Data records:
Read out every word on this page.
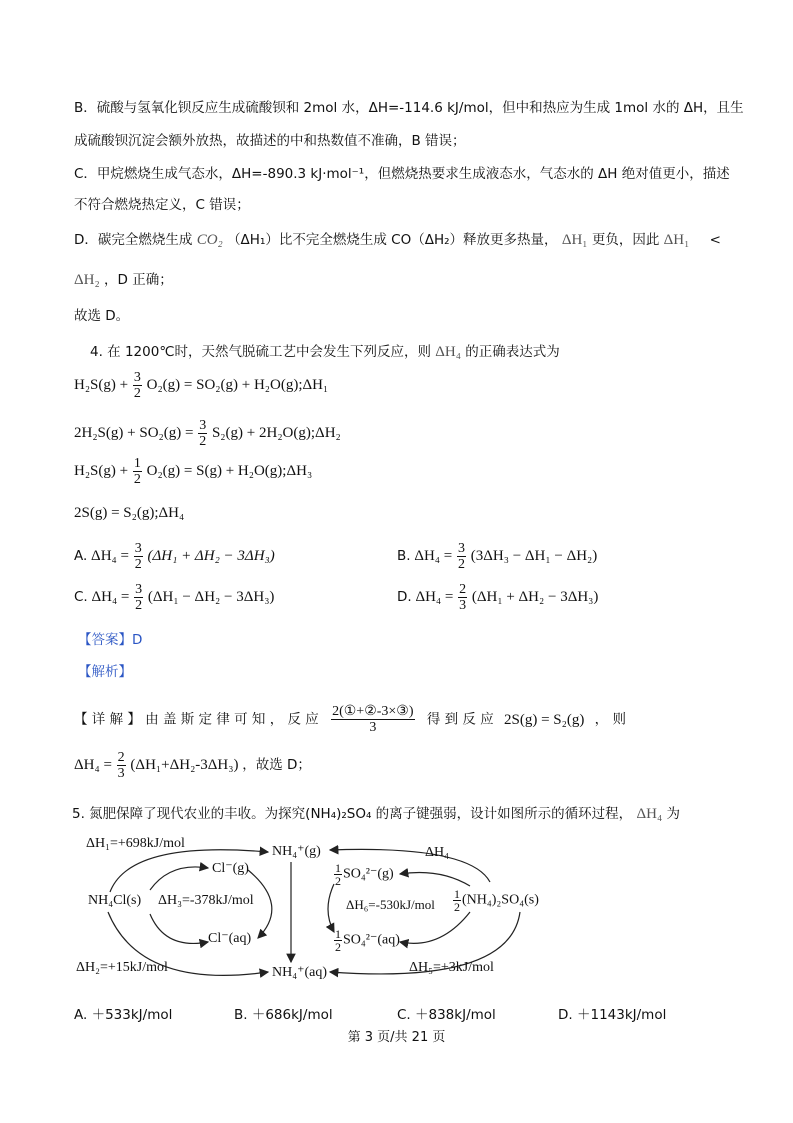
B．硫酸与氢氧化钡反应生成硫酸钡和 2mol 水，ΔH=-114.6 kJ/mol，但中和热应为生成 1mol 水的 ΔH，且生
成硫酸钡沉淀会额外放热，故描述的中和热数值不准确，B 错误；
C．甲烷燃烧生成气态水，ΔH=-890.3 kJ·mol⁻¹，但燃烧热要求生成液态水，气态水的 ΔH 绝对值更小，描述
不符合燃烧热定义，C 错误；
D．碳完全燃烧生成 CO₂ （ΔH₁）比不完全燃烧生成 CO（ΔH₂）释放更多热量， ΔH₁ 更负，因此 ΔH₁ <
ΔH₂ ，D 正确；
故选 D。
4. 在 1200℃时，天然气脱硫工艺中会发生下列反应，则 ΔH₄ 的正确表达式为
$H_2S(g) + \frac{3}{2} O_2(g) = SO_2(g)$ + H₂O(g);ΔH₁
$2H_2S(g) + SO_2(g) = \frac{3}{2} S_2(g)$ + 2H₂O(g);ΔH₂
$H_2S(g) + \frac{1}{2} O_2(g) = S(g)$ + H₂O(g);ΔH₃
2S(g) = S₂(g);ΔH₄
A. $\Delta H_4 = \frac{3}{2} (\Delta H_1 + \Delta H_2 - 3\Delta H_3)$	B. $\Delta H_4 = \frac{3}{2} (3\Delta H_3 - \Delta H_1 - \Delta H_2)$
C. $\Delta H_4 = \frac{3}{2} (\Delta H_1 - \Delta H_2 - 3\Delta H_3)$	D. $\Delta H_4 = \frac{2}{3} (\Delta H_1 + \Delta H_2 - 3\Delta H_3)$
【答案】D
【解析】
【 详 解 】 由 盖 斯 定 律 可 知 ， 反 应 $\frac{\text{2(①+②-3×③)}}{3}$ 得 到 反 应 2S(g) = S₂(g) ， 则
$\Delta H_4 = \frac{2}{3} (\Delta H_1+\Delta H_2-3\Delta H_3)$ ，故选 D；
5. 氮肥保障了现代农业的丰收。为探究(NH₄)₂SO₄ 的离子键强弱，设计如图所示的循环过程， ΔH₄ 为
ΔH₁=+698kJ/mol
NH₄⁺(g)	ΔH₄
Cl⁻(g)
NH₄Cl(s) ΔH₃=-378kJ/mol
$\frac{1}{2} SO_4^{2-}(g)$
$\Delta H_6=-530kJ/mol \frac{1}{2} (NH_4)_2SO_4(s)$
Cl⁻(aq)	$\frac{1}{2} SO_4^{2-}(aq)$
ΔH₂=+15kJ/mol	NH₄⁺(aq)	ΔH₅=+3kJ/mol
A. ＋533kJ/mol	B. ＋686kJ/mol	C. ＋838kJ/mol	D. ＋1143kJ/mol
第 3 页/共 21 页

What is needed:
Copy out every line holding the string "Delta".

Answer to this problem:
A. $\Delta H_4 = \frac{3}{2} (\Delta H_1 + \Delta H_2 - 3\Delta H_3)$	B. $\Delta H_4 = \frac{3}{2} (3\Delta H_3 - \Delta H_1 - \Delta H_2)$
C. $\Delta H_4 = \frac{3}{2} (\Delta H_1 - \Delta H_2 - 3\Delta H_3)$	D. $\Delta H_4 = \frac{2}{3} (\Delta H_1 + \Delta H_2 - 3\Delta H_3)$
$\Delta H_4 = \frac{2}{3} (\Delta H_1+\Delta H_2-3\Delta H_3)$ ，故选 D；
$\Delta H_6=-530kJ/mol \frac{1}{2} (NH_4)_2SO_4(s)$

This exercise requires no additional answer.